**YOUR OBJECTIVE**
Report how many lines of the entries below contain the word "Provisions", and nothing more.
## Begin
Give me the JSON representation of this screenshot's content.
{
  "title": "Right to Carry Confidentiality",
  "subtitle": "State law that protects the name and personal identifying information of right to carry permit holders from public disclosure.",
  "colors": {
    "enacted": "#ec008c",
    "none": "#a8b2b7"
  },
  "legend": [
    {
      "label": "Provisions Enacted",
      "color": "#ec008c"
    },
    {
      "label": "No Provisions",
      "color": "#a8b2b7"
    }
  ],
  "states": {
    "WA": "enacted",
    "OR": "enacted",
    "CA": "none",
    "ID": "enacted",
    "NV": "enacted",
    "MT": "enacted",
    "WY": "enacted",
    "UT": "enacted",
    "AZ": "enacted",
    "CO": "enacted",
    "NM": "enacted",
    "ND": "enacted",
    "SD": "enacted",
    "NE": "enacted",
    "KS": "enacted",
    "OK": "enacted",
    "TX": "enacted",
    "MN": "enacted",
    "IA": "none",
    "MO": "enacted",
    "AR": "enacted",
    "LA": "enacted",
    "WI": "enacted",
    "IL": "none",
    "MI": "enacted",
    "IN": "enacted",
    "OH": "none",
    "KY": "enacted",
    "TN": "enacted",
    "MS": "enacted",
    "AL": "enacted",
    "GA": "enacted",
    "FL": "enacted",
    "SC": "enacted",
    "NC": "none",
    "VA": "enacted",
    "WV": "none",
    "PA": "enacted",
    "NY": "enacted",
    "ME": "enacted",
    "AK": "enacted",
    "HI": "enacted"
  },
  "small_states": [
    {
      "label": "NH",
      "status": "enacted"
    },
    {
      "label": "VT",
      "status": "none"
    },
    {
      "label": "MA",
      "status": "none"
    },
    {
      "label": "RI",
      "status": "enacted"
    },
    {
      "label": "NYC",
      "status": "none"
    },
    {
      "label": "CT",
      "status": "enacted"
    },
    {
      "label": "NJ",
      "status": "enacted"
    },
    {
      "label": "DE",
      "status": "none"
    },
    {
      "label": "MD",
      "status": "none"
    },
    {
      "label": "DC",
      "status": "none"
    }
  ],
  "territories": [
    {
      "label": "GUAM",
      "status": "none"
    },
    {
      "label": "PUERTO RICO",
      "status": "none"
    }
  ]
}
## End
**CORRECT RESULT**
2